— Given instruction —
Every line below must be reproduced exactly. Copy them all.

— Collected data entries —
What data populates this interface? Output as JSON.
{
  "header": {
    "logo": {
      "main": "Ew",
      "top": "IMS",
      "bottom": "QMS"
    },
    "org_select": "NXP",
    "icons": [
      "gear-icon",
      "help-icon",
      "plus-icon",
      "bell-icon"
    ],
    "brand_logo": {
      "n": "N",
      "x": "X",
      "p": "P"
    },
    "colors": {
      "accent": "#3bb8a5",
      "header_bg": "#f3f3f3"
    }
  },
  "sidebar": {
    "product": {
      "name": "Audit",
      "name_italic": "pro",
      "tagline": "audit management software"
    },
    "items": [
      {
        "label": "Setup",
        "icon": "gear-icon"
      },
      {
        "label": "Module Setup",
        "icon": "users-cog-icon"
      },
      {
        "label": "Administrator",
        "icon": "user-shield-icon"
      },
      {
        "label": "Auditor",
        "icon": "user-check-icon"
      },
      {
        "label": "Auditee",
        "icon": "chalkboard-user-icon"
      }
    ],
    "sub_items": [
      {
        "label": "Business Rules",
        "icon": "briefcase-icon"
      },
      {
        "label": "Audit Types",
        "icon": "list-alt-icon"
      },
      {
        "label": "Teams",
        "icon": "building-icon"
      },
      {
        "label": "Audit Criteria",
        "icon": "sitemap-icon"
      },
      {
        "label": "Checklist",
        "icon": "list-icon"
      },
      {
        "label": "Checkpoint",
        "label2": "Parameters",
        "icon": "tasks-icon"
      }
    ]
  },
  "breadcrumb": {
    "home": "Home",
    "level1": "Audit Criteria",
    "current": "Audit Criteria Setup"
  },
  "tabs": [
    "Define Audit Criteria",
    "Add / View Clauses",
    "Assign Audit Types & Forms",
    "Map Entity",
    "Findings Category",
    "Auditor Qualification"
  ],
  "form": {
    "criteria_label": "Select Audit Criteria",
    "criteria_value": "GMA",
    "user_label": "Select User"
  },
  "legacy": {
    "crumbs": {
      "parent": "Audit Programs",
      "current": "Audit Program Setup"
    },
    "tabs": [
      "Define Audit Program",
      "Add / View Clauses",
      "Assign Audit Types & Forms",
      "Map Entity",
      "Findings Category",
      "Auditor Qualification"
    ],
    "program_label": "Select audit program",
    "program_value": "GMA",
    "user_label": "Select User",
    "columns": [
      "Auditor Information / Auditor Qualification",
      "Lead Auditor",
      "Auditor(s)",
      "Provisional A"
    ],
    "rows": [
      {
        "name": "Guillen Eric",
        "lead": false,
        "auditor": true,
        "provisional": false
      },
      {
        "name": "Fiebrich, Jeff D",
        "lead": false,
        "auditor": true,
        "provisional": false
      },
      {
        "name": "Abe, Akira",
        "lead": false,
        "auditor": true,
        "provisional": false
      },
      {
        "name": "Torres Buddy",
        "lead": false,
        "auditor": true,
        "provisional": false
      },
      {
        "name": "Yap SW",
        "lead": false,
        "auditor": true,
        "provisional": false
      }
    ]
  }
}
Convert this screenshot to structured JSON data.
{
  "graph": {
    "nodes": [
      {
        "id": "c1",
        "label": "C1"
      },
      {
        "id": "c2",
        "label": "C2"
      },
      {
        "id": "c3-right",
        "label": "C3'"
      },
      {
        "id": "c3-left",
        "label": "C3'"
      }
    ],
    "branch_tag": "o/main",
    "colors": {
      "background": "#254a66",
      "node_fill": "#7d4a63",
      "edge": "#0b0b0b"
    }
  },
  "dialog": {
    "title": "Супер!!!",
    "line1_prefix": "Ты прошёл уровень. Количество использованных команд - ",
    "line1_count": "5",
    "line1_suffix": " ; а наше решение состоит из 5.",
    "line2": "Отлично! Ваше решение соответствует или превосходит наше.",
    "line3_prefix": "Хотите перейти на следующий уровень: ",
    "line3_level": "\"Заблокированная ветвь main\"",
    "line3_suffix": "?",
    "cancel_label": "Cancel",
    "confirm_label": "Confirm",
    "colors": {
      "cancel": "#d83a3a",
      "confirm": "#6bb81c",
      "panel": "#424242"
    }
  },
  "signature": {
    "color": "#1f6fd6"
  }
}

— Solution —
What data populates this interface? Output as JSON.
{
  "header": {
    "logo": {
      "main": "Ew",
      "top": "IMS",
      "bottom": "QMS"
    },
    "org_select": "NXP",
    "icons": [
      "gear-icon",
      "help-icon",
      "plus-icon",
      "bell-icon"
    ],
    "brand_logo": {
      "n": "N",
      "x": "X",
      "p": "P"
    },
    "colors": {
      "accent": "#3bb8a5",
      "header_bg": "#f3f3f3"
    }
  },
  "sidebar": {
    "product": {
      "name": "Audit",
      "name_italic": "pro",
      "tagline": "audit management software"
    },
    "items": [
      {
        "label": "Setup",
        "icon": "gear-icon"
      },
      {
        "label": "Module Setup",
        "icon": "users-cog-icon"
      },
      {
        "label": "Administrator",
        "icon": "user-shield-icon"
      },
      {
        "label": "Auditor",
        "icon": "user-check-icon"
      },
      {
        "label": "Auditee",
        "icon": "chalkboard-user-icon"
      }
    ],
    "sub_items": [
      {
        "label": "Business Rules",
        "icon": "briefcase-icon"
      },
      {
        "label": "Audit Types",
        "icon": "list-alt-icon"
      },
      {
        "label": "Teams",
        "icon": "building-icon"
      },
      {
        "label": "Audit Criteria",
        "icon": "sitemap-icon"
      },
      {
        "label": "Checklist",
        "icon": "list-icon"
      },
      {
        "label": "Checkpoint",
        "label2": "Parameters",
        "icon": "tasks-icon"
      }
    ]
  },
  "breadcrumb": {
    "home": "Home",
    "level1": "Audit Criteria",
    "current": "Audit Criteria Setup"
  },
  "tabs": [
    "Define Audit Criteria",
    "Add / View Clauses",
    "Assign Audit Types & Forms",
    "Map Entity",
    "Findings Category",
    "Auditor Qualification"
  ],
  "form": {
    "criteria_label": "Select Audit Criteria",
    "criteria_value": "GMA",
    "user_label": "Select User"
  },
  "legacy": {
    "crumbs": {
      "parent": "Audit Programs",
      "current": "Audit Program Setup"
    },
    "tabs": [
      "Define Audit Program",
      "Add / View Clauses",
      "Assign Audit Types & Forms",
      "Map Entity",
      "Findings Category",
      "Auditor Qualification"
    ],
    "program_label": "Select audit program",
    "program_value": "GMA",
    "user_label": "Select User",
    "columns": [
      "Auditor Information / Auditor Qualification",
      "Lead Auditor",
      "Auditor(s)",
      "Provisional A"
    ],
    "rows": [
      {
        "name": "Guillen Eric",
        "lead": false,
        "auditor": true,
        "provisional": false
      },
      {
        "name": "Fiebrich, Jeff D",
        "lead": false,
        "auditor": true,
        "provisional": false
      },
      {
        "name": "Abe, Akira",
        "lead": false,
        "auditor": true,
        "provisional": false
      },
      {
        "name": "Torres Buddy",
        "lead": false,
        "auditor": true,
        "provisional": false
      },
      {
        "name": "Yap SW",
        "lead": false,
        "auditor": true,
        "provisional": false
      }
    ]
  }
}
Convert this screenshot to structured JSON data.
{
  "graph": {
    "nodes": [
      {
        "id": "c1",
        "label": "C1"
      },
      {
        "id": "c2",
        "label": "C2"
      },
      {
        "id": "c3-right",
        "label": "C3'"
      },
      {
        "id": "c3-left",
        "label": "C3'"
      }
    ],
    "branch_tag": "o/main",
    "colors": {
      "background": "#254a66",
      "node_fill": "#7d4a63",
      "edge": "#0b0b0b"
    }
  },
  "dialog": {
    "title": "Супер!!!",
    "line1_prefix": "Ты прошёл уровень. Количество использованных команд - ",
    "line1_count": "5",
    "line1_suffix": " ; а наше решение состоит из 5.",
    "line2": "Отлично! Ваше решение соответствует или превосходит наше.",
    "line3_prefix": "Хотите перейти на следующий уровень: ",
    "line3_level": "\"Заблокированная ветвь main\"",
    "line3_suffix": "?",
    "cancel_label": "Cancel",
    "confirm_label": "Confirm",
    "colors": {
      "cancel": "#d83a3a",
      "confirm": "#6bb81c",
      "panel": "#424242"
    }
  },
  "signature": {
    "color": "#1f6fd6"
  }
}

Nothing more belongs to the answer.